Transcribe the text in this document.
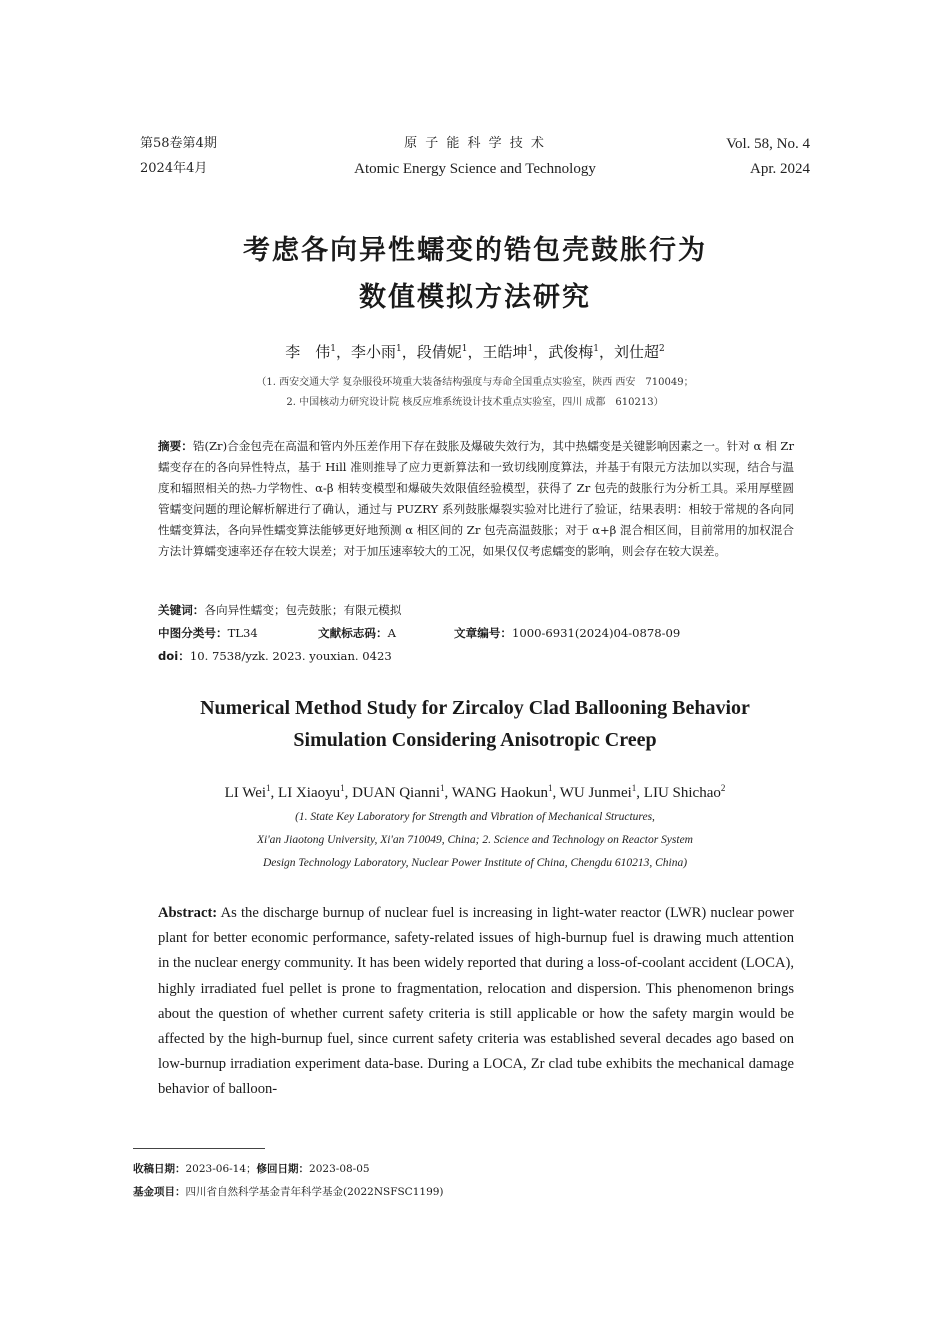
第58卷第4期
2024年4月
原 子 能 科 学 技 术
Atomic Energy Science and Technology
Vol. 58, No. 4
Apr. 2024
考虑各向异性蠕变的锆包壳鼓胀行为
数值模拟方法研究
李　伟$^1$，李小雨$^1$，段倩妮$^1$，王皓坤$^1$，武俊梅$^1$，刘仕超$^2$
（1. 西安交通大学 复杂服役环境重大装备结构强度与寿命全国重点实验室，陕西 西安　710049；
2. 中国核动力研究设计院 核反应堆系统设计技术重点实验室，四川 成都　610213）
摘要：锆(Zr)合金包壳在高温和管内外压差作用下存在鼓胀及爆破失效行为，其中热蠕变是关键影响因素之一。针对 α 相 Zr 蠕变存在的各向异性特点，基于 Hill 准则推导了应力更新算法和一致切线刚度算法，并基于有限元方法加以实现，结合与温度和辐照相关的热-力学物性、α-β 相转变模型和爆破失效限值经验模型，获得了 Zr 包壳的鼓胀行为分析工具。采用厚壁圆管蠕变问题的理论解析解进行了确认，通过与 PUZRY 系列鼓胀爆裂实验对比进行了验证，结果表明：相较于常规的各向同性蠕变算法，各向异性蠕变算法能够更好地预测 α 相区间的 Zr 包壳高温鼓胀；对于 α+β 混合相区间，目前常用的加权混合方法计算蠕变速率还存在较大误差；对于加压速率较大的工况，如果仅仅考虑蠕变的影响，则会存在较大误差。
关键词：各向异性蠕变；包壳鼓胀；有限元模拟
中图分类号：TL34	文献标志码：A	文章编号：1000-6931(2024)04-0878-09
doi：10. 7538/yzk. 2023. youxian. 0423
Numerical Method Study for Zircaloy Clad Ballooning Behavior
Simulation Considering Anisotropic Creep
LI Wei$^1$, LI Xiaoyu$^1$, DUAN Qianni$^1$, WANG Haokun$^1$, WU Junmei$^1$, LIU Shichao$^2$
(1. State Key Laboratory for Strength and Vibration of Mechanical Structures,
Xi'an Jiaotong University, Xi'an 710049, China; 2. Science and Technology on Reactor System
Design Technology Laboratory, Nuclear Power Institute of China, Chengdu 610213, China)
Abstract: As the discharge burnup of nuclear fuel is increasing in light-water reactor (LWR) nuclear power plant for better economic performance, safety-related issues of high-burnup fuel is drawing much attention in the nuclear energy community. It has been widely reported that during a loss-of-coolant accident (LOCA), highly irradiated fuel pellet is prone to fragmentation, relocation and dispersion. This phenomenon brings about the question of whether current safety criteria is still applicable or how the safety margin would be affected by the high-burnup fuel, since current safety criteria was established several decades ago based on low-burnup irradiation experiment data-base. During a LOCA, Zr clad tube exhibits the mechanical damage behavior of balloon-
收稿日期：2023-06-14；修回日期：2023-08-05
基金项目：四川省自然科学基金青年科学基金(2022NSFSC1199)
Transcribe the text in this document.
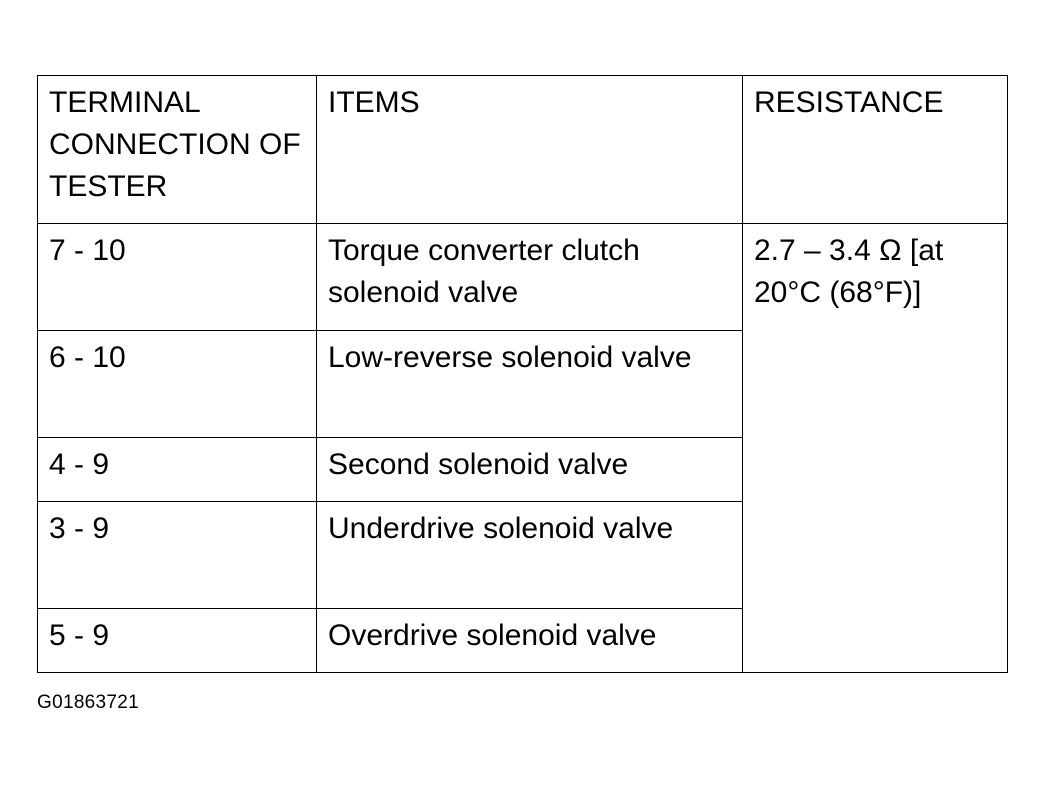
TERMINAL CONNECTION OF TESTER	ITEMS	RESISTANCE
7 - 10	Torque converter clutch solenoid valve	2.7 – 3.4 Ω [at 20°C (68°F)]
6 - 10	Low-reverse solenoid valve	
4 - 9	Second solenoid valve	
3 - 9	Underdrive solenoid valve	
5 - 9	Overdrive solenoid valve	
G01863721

Work to be completed: Look through the entries above and report the number of lines that contain "Laboratory". Write only the number.

Correct output: 2